■ Instructions for the task
Copy all lines that contain the word "China".

start Records for the task

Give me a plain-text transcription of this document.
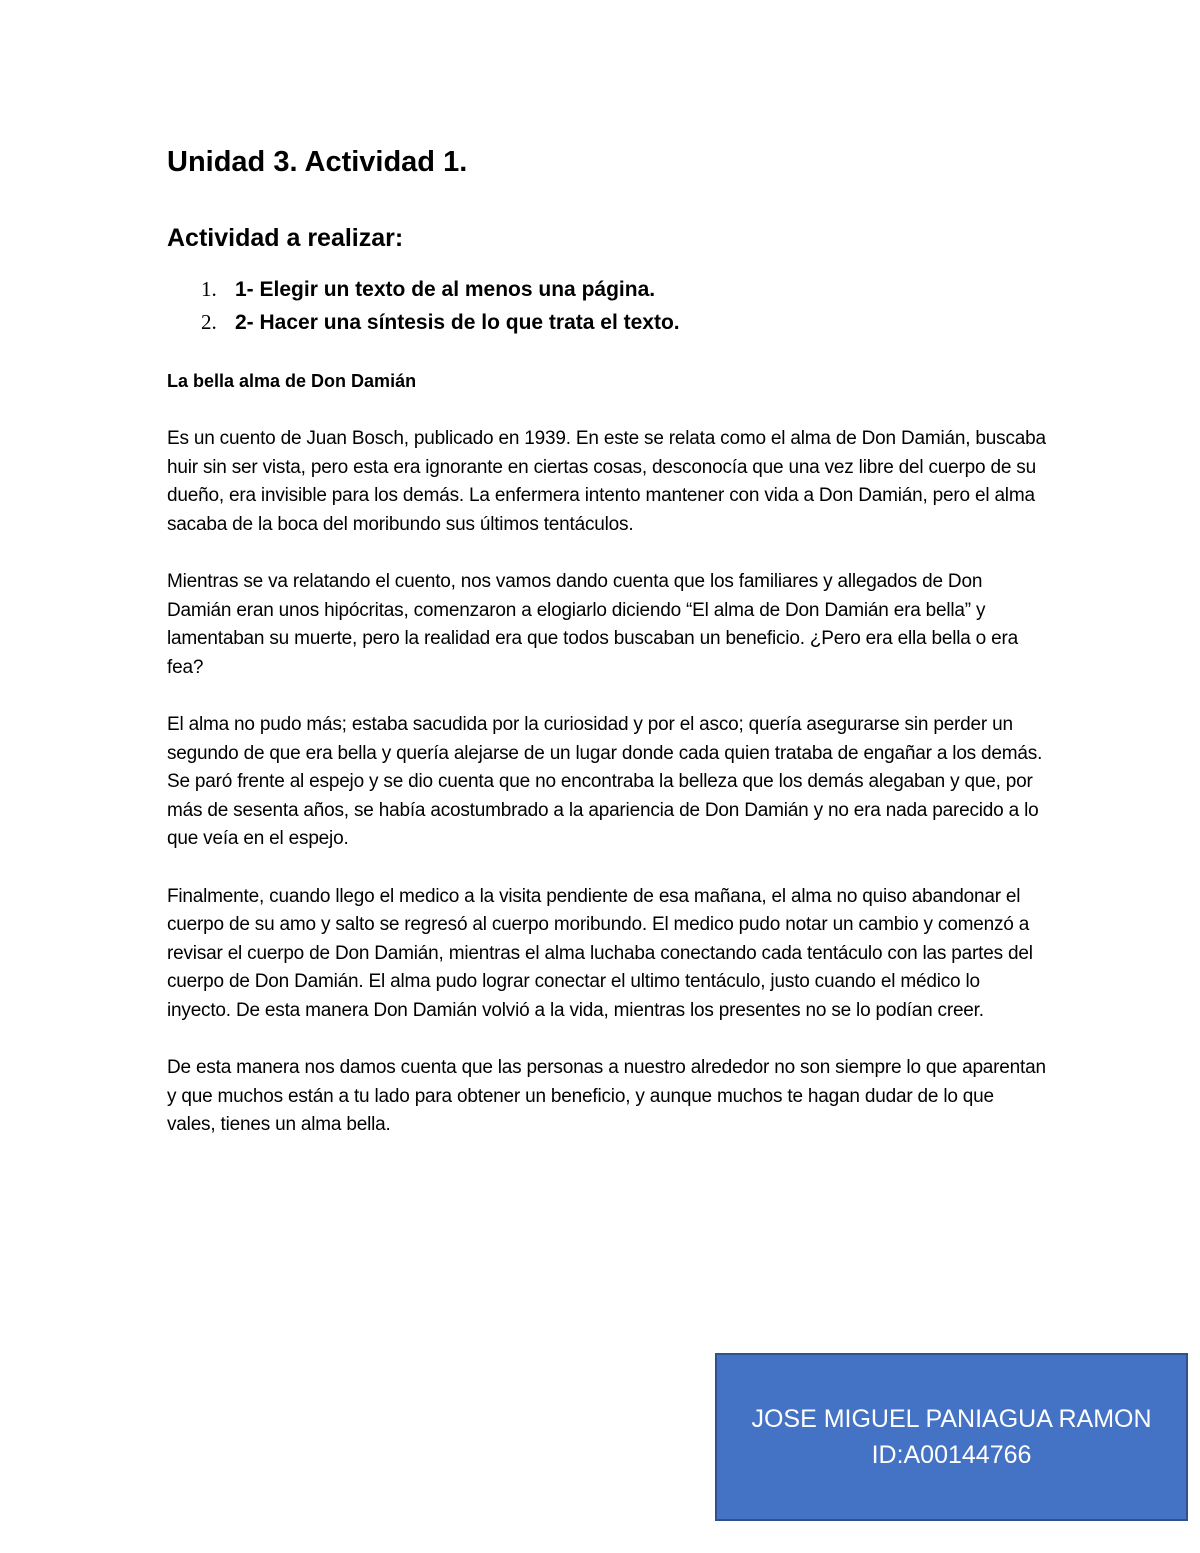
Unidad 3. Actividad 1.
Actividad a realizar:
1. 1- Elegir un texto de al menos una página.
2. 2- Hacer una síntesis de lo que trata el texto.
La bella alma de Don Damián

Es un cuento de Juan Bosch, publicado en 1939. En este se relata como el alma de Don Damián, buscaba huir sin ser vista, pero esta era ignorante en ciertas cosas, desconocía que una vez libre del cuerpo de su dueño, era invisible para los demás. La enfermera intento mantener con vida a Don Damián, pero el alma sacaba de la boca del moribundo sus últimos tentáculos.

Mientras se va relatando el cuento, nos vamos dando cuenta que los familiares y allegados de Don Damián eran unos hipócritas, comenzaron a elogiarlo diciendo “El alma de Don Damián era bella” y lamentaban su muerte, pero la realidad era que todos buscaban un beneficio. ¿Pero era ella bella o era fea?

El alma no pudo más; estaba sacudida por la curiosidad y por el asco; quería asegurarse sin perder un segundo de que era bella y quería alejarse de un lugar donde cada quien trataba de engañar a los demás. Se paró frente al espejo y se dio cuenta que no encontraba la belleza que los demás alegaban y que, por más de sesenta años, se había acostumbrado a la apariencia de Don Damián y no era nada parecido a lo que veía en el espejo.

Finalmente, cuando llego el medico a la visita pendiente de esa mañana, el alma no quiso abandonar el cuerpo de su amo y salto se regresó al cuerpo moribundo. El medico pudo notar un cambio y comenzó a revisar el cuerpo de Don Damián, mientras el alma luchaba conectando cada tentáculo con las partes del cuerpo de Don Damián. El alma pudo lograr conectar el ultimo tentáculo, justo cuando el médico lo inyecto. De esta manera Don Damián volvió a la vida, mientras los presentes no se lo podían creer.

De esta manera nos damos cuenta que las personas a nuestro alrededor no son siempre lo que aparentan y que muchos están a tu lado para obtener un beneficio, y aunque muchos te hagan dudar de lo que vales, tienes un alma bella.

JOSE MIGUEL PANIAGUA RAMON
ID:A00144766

end Records for the task
start Records for the task

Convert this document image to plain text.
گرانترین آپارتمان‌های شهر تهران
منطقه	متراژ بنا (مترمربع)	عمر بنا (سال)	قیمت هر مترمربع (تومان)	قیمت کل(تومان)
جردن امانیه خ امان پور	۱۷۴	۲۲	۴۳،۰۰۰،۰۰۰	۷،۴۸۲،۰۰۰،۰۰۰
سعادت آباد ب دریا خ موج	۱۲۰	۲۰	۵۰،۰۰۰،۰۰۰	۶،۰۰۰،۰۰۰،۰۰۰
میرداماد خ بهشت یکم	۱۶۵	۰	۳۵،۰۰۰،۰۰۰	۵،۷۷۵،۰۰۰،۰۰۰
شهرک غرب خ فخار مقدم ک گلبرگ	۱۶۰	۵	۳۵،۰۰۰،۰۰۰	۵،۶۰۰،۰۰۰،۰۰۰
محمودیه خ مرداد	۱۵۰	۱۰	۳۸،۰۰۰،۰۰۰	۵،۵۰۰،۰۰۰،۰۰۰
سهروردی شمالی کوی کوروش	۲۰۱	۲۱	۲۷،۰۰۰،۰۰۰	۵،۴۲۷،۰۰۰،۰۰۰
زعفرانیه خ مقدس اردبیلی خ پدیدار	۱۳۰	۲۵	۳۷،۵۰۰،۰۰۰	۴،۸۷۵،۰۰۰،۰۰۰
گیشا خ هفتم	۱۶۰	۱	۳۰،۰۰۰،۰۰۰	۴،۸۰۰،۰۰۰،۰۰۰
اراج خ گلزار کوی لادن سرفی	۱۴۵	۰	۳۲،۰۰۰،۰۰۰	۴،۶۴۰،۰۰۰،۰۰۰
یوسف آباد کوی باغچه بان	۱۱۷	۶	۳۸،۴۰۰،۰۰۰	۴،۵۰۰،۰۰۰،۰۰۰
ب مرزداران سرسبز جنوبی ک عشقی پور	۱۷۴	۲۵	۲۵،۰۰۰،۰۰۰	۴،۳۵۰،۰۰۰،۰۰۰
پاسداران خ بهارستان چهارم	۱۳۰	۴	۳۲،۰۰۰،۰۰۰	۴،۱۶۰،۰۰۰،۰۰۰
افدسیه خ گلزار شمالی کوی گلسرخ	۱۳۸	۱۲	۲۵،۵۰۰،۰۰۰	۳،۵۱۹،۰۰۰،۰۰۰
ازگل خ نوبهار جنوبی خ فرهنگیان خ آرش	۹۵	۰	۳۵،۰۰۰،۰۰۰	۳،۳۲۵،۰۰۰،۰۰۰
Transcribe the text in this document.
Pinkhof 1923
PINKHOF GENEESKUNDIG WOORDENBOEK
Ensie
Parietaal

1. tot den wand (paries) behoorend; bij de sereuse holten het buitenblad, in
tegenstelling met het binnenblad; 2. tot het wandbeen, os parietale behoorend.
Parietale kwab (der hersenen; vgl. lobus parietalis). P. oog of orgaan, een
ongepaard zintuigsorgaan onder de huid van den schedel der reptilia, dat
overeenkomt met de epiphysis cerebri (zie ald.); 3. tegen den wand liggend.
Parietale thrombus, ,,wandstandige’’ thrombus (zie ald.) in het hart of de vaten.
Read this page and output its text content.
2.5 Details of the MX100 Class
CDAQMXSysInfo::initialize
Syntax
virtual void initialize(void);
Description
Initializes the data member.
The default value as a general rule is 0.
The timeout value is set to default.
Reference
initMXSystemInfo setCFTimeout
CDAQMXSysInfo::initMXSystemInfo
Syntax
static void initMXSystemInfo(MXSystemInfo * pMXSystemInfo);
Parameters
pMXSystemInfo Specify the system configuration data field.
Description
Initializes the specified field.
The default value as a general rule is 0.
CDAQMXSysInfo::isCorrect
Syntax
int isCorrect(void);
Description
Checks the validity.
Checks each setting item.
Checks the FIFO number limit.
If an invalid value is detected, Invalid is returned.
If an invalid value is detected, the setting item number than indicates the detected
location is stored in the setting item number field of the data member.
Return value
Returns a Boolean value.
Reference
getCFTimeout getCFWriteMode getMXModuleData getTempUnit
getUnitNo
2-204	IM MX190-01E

end Records for the task
start Records for the task

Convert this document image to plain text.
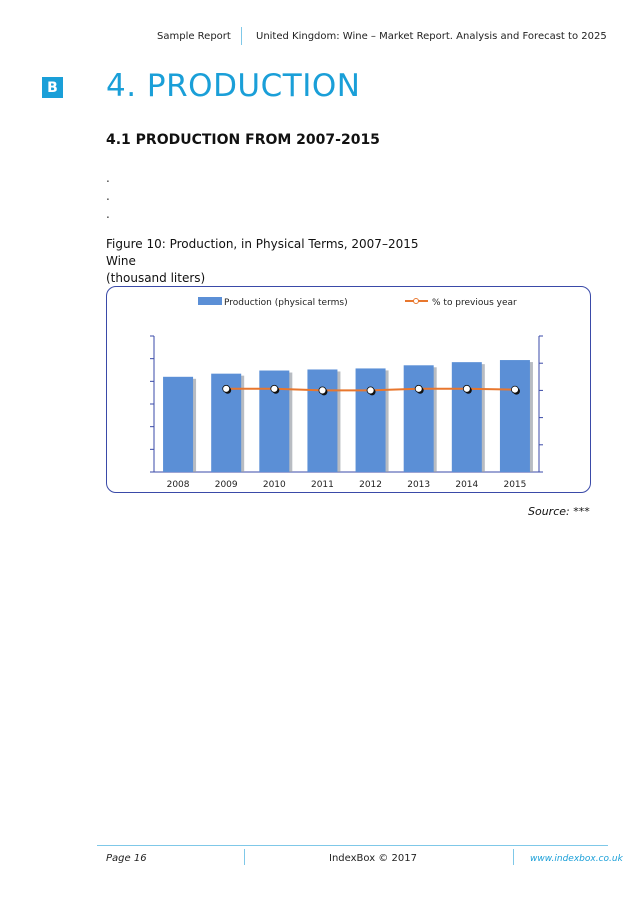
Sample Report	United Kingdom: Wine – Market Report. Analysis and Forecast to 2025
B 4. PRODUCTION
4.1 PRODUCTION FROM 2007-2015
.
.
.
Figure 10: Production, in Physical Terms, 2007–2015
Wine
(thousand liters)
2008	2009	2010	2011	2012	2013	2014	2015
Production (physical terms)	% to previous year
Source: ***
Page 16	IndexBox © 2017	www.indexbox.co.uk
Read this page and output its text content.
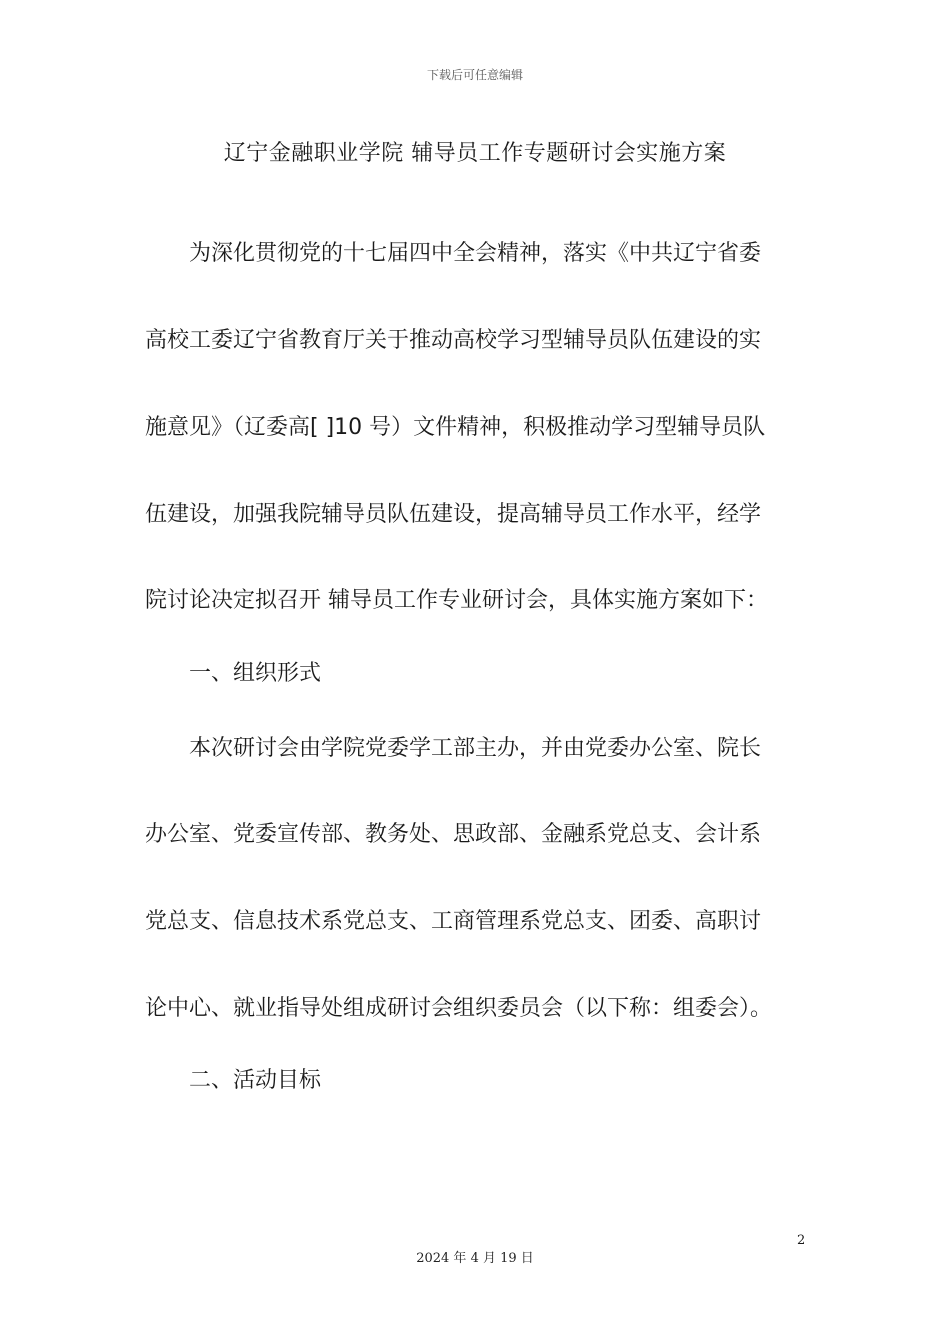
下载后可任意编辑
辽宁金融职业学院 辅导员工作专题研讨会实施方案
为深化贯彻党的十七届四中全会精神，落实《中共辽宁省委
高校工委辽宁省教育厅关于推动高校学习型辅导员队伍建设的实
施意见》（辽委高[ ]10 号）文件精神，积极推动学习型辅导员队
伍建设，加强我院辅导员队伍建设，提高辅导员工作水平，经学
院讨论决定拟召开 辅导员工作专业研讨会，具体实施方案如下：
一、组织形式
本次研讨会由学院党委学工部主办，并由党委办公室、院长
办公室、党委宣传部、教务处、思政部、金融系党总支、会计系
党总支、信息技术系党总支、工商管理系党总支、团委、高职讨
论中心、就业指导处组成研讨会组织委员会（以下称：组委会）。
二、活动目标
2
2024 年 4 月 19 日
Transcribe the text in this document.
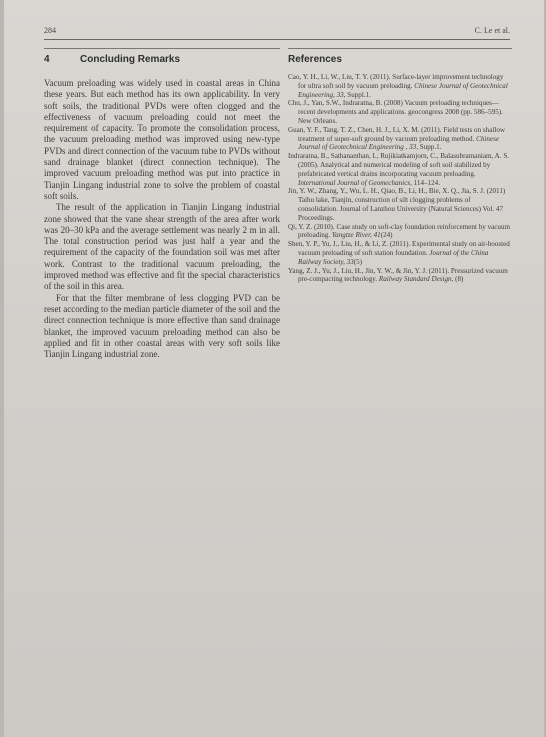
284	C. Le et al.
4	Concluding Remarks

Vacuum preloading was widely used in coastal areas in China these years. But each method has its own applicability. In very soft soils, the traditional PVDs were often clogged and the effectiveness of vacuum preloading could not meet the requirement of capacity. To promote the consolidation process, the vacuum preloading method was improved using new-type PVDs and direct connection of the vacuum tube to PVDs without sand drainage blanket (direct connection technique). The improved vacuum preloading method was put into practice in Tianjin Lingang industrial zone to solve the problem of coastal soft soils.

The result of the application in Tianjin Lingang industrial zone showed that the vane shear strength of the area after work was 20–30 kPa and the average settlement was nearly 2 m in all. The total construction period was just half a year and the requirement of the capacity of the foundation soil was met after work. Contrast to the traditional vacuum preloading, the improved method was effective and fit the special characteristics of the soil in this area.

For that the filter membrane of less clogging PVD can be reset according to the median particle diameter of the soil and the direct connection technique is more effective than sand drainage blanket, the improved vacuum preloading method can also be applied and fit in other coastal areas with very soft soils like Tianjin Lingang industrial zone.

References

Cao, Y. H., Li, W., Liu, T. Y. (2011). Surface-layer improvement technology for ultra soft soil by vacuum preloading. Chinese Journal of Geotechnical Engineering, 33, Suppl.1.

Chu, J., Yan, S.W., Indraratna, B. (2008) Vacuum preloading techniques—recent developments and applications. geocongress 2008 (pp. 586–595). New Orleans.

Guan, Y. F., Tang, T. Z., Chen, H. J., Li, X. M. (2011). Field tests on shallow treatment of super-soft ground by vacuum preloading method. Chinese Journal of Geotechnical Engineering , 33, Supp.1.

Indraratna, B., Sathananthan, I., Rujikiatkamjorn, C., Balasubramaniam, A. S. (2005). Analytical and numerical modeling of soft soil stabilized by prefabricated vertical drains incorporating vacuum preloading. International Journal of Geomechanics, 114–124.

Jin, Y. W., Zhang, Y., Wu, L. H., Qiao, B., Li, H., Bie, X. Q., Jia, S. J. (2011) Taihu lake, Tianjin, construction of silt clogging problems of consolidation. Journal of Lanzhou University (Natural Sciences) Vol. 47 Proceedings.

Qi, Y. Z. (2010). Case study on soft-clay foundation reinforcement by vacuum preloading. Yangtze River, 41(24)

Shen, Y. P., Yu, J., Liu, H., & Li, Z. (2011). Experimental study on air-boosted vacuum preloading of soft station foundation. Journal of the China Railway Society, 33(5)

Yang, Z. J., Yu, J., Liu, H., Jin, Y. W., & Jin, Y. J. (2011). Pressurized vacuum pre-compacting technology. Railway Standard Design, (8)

end Records for the task

■ Solved exercise
Vacuum preloading was widely used in coastal areas in China these years. But each method has its own applicability. In very soft soils, the traditional PVDs were often clogged and the effectiveness of vacuum preloading could not meet the requirement of capacity. To promote the consolidation process, the vacuum preloading method was improved using new-type PVDs and direct connection of the vacuum tube to PVDs without sand drainage blanket (direct connection technique). The improved vacuum preloading method was put into practice in Tianjin Lingang industrial zone to solve the problem of coastal soft soils.
Shen, Y. P., Yu, J., Liu, H., & Li, Z. (2011). Experimental study on air-boosted vacuum preloading of soft station foundation. Journal of the China Railway Society, 33(5)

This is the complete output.